[SET OF TASKS]:
a – Reproduce the passage of the page on eating before drinking alcohol from "Salty food can" up to and including "into the bloodstream.".
b – Continue the page on eating before drinking alcohol from the point where it stops.

If you make any of the recipes, be sure to share your thoughts about how they compare to their counterparts. Tag us on social at #detoxpri@detoxpri.
It is a known and proven fact that eating while consuming alcohol is necessary.
Food just hits differently when you’re inebriated from alcohol —science even says so. One tends to grow hungrier, the more he or she drinks alcohol. According to a study published in the journal Physiology and Behaviour, alcohol stimulates the appetite in a way that makes you crave high-fat , salty foods and foods high in fibre, which makes perfect sense.
Salty food can worsen the dehydration effects of the body. And as the body tends to be dehydrated during drinking, it is better to avoid salty food. High-fibre food items are not good for the health either. It delays the digestion process, which is not a good sign for the body.
It turns out that if you eat the right foods before your drink, you are less likely to feel bloated and be dreadfully hungry the next day.Eating beforehand dilutes the alcohol you consume since it has water content. Further, it delays the time the alcohol takes to get into the bloodstream.
When you eat something before drinking, it slows down alcohol’s rate of absorption, so you don’t get drunk as quickly.
Also, it is not advisable to eat food in large portions before going to bed, especially after alcohol intake.
Here are a bunch of foods to eat before drinking alcohol:
Fruits are extremely healthy, to begin with, and the added benefit is that they contain high amounts of water which will dilute the alcohol. Bananas carry the added advantage of high fibre and potassium content, which is an electrolyte that plays an important role in muscle function, blood pressure, nerve function, and fluid regulation.
Our bodies tend to lose potassium when we drink alcohol (especially when drinking excessive amounts), so eating potassium-rich foods before drinking can help boost the amount in your body.
Spinach, avocado, potatoes, lentils, milk, and yoghurt are also high in potassium and great to snack on before drinking.
Watermelon and cantaloupe are both great to consume before drinking because they contain a lot of water, which helps hydrate the body. Consuming melon and other hydrating foods can help prevent some of the dehydration that’s associated with alcohol consumption.

[PROVIDED DATA]:
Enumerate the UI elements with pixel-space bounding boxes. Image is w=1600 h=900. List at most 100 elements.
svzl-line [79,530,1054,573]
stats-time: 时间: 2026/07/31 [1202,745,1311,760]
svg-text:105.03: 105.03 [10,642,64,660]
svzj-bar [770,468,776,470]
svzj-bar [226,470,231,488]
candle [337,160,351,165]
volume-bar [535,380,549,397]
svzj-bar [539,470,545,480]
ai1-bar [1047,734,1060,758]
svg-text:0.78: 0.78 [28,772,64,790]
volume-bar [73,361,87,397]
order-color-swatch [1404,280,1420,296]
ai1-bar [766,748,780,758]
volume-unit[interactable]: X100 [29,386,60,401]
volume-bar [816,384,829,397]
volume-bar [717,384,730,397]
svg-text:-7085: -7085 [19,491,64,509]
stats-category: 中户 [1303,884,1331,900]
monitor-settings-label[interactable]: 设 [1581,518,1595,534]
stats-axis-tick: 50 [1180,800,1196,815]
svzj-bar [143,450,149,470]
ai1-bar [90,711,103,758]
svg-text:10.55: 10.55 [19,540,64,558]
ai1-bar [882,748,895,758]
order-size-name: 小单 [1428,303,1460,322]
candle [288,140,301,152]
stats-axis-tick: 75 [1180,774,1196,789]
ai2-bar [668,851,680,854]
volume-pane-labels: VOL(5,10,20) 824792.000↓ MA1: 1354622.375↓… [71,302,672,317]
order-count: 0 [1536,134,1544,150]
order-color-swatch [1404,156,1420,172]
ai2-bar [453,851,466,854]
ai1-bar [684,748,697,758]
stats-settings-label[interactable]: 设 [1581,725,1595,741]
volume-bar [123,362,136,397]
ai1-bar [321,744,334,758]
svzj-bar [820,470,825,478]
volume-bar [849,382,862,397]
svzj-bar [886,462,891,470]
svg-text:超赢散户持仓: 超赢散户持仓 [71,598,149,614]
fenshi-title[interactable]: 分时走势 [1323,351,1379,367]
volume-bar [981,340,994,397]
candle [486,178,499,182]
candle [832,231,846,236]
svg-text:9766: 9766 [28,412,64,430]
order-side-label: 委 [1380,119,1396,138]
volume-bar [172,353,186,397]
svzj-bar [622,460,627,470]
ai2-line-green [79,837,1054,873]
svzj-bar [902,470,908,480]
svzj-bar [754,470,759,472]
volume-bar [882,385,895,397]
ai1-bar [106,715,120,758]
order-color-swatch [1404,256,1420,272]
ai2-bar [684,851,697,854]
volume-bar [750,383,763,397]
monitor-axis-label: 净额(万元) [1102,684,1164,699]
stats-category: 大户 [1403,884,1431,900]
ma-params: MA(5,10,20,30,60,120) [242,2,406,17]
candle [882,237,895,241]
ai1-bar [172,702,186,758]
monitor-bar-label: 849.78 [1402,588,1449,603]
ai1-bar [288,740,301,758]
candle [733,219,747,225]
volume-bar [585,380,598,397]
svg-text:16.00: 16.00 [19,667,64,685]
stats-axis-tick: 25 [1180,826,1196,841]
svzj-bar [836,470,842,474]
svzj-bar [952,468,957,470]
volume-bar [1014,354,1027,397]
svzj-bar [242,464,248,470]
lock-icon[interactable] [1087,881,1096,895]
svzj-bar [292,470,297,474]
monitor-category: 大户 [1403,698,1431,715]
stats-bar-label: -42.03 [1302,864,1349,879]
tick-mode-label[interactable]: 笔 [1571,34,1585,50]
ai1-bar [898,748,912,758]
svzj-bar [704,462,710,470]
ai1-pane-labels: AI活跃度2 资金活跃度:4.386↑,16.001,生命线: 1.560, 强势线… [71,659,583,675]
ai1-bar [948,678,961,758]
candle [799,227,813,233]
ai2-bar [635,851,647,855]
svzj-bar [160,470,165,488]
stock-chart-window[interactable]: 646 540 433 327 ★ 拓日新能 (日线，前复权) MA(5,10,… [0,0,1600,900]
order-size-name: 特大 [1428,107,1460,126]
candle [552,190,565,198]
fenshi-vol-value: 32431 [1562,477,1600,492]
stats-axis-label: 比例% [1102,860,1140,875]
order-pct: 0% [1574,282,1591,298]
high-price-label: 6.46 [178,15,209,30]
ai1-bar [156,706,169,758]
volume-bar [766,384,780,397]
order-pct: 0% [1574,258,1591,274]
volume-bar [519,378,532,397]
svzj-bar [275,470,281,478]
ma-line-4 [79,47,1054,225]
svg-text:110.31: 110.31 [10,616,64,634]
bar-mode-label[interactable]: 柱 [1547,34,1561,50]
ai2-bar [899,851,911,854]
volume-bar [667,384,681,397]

[RESULTS OF THE TASKS]:
a –
Salty food can worsen the dehydration effects of the body. And as the body tends to be dehydrated during drinking, it is better to avoid salty food. High-fibre food items are not good for the health either. It delays the digestion process, which is not a good sign for the body.
It turns out that if you eat the right foods before your drink, you are less likely to feel bloated and be dreadfully hungry the next day.Eating beforehand dilutes the alcohol you consume since it has water content. Further, it delays the time the alcohol takes to get into the bloodstream.

b –
We say eggs because of the high amount of protein they carry. Any food that is rich in protein will work as it slows alcohol absorption and keeps you feeling full for a long time. But the benefits don’t stop at protein alone. Eggs are also high in an amino acid called cysteine that plays a role in alcohol metabolism.
Alcohol is a diuretic (to put it bluntly, it makes you pee) and can easily lead you to become dehydrated. For this reason, sipping a few glasses of water is one of the most important things you can do before drinking. It dilutes the alcohol and regulates salt balance. Even when you’re out and drinking, keep having water at regular intervals and pace yourself.
There’s a reason bars serve mixed nuts with alcohol. Not only do they taste good, but they also have high amounts of fat which help slow the absorption of alcohol.
Salmon has been lauded for its health benefits for a long time. It contains healthy omega-3 fatty acids and is packed with proteins. Further, salmon is rich in Vitamin B12, an important nutrient that’s often diminished with alcohol consumption.
Though still somewhat difficult to get in all parts of India and a little expensive, avocados are packed with healthy fats which digest slowly to keep you full and may slow the absorption of alcohol into your blood. Like bananas, they also contain high amounts of potassium. One of the best things about avocado is that you can easily add it to nearly any meal.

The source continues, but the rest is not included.